Do this >> Extract every line where the string "lorsque" appears.
== Extracted information ==
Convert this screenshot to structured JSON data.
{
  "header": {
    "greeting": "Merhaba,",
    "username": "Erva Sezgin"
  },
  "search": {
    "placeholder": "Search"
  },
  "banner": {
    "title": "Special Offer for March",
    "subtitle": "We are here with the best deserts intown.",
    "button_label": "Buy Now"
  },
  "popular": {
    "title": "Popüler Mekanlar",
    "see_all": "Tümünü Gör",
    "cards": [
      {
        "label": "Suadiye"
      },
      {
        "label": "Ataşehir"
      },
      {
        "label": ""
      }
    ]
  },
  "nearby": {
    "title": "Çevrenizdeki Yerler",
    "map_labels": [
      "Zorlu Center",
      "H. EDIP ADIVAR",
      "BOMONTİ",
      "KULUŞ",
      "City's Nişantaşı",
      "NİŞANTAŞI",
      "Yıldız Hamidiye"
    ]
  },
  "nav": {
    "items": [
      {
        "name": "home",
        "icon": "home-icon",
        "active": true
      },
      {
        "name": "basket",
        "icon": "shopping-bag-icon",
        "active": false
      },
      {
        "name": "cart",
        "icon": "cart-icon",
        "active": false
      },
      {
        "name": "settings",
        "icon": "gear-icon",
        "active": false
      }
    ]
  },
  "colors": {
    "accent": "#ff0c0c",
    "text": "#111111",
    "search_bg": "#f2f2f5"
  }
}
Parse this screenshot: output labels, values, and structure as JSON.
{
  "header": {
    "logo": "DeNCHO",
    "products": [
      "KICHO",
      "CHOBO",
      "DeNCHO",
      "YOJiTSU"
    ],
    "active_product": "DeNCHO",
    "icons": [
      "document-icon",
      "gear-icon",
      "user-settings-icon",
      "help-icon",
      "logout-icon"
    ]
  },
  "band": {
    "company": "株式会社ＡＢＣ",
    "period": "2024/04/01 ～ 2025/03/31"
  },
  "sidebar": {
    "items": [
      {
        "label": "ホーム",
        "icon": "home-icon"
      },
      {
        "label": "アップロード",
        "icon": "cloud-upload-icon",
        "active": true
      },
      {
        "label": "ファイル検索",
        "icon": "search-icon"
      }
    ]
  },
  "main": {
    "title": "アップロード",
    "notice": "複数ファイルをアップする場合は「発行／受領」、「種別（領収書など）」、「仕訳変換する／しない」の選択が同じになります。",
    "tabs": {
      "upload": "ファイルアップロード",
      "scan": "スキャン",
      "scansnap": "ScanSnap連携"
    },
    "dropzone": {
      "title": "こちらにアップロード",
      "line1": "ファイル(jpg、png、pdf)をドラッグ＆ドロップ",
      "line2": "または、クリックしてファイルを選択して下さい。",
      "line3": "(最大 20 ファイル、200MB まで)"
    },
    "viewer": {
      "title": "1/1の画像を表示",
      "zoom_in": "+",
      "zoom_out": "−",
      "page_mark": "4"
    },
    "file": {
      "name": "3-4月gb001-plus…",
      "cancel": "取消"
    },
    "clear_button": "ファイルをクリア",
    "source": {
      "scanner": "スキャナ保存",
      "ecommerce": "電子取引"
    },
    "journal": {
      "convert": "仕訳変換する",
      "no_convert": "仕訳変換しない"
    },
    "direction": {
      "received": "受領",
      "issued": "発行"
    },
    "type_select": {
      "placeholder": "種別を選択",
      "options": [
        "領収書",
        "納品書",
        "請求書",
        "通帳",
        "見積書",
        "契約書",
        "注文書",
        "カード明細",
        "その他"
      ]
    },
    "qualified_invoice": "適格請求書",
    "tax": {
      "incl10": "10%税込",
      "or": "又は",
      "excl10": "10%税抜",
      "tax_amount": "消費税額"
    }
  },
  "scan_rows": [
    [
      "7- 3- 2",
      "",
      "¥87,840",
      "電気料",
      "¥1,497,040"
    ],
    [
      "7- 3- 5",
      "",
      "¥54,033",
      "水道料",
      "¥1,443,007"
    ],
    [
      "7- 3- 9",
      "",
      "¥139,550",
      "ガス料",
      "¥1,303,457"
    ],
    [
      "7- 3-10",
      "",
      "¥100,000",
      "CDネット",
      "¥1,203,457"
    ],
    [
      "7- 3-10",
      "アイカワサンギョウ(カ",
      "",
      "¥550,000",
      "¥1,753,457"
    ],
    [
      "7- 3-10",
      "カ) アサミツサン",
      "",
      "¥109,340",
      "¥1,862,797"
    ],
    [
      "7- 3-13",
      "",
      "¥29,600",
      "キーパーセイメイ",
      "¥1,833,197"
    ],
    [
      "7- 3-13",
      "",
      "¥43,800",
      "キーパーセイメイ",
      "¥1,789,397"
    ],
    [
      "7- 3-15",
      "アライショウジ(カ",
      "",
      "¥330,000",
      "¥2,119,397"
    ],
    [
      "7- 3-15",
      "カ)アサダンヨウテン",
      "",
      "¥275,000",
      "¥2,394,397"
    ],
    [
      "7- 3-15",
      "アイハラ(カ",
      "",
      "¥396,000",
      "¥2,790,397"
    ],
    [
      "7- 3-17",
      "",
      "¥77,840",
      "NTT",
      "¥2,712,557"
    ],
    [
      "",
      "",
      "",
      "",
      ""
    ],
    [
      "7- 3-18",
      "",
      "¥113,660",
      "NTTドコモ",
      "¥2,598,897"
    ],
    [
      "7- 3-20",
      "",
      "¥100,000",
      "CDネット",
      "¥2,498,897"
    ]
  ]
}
===
== Extracted information ==
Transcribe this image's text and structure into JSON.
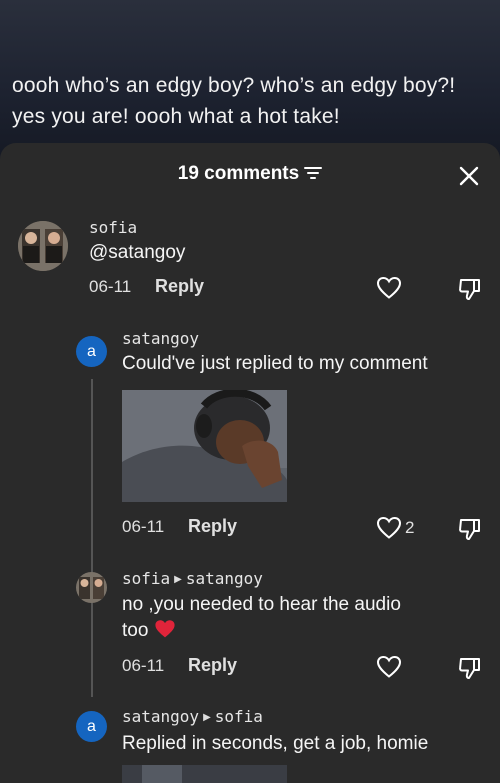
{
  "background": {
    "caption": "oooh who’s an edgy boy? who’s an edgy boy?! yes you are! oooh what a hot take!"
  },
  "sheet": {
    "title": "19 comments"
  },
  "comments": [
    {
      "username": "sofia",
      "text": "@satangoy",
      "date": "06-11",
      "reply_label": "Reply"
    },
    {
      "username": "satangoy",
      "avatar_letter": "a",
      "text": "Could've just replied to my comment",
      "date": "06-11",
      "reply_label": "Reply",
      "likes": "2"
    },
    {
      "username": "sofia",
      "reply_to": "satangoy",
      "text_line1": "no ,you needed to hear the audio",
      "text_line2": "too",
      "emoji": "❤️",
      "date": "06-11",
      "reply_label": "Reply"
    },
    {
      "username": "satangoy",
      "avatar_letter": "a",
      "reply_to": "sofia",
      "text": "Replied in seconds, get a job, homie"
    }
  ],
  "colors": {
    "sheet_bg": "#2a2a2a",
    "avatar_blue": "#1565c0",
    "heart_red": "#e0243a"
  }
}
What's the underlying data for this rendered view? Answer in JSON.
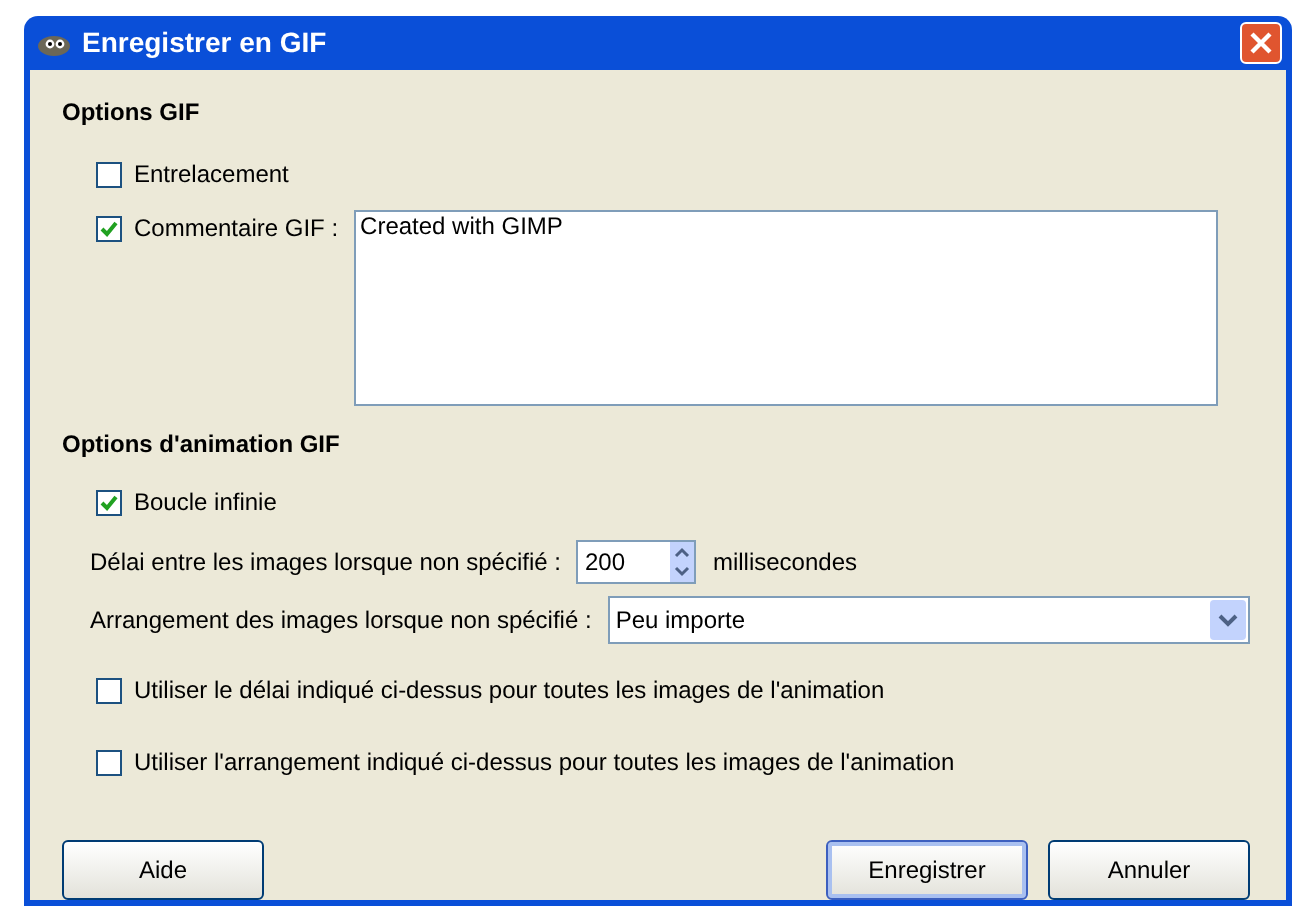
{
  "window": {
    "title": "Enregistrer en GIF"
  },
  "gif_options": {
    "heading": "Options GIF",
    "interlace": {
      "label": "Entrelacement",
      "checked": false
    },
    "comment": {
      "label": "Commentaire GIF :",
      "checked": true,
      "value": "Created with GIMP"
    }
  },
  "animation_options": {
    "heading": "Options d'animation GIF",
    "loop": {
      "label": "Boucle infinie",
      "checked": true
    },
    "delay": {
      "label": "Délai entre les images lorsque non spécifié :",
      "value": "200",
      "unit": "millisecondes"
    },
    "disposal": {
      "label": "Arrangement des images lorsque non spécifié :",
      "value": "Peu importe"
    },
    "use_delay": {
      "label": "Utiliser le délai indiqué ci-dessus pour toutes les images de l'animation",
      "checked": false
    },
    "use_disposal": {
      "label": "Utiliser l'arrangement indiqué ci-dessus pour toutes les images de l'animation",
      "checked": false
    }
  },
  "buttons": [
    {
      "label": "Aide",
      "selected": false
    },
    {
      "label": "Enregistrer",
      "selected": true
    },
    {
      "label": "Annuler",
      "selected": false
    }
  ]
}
===
== Extracted information ==
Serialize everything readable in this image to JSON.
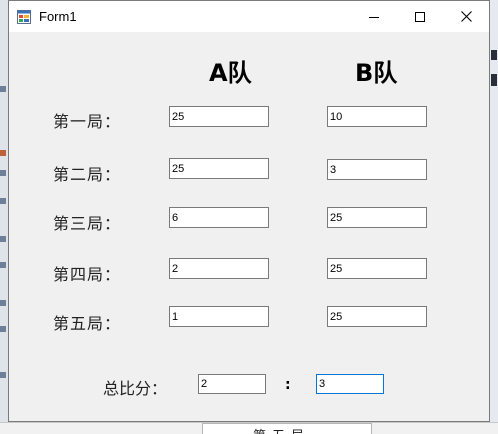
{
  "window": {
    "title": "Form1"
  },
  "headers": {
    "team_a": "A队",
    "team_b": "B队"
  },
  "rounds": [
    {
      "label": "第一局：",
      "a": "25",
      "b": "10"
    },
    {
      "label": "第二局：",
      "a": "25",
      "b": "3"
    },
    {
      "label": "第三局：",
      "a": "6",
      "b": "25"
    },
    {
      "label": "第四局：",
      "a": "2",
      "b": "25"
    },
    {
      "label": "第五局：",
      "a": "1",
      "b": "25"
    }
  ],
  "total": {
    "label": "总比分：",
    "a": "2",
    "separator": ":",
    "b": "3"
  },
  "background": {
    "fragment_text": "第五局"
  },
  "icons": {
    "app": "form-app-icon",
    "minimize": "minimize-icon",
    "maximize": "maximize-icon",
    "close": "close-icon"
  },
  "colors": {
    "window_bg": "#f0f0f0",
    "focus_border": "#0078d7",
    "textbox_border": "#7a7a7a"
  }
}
===
Output for this exercise >>
      "label": "Délai entre les images lorsque non spécifié :",
      "label": "Arrangement des images lorsque non spécifié :",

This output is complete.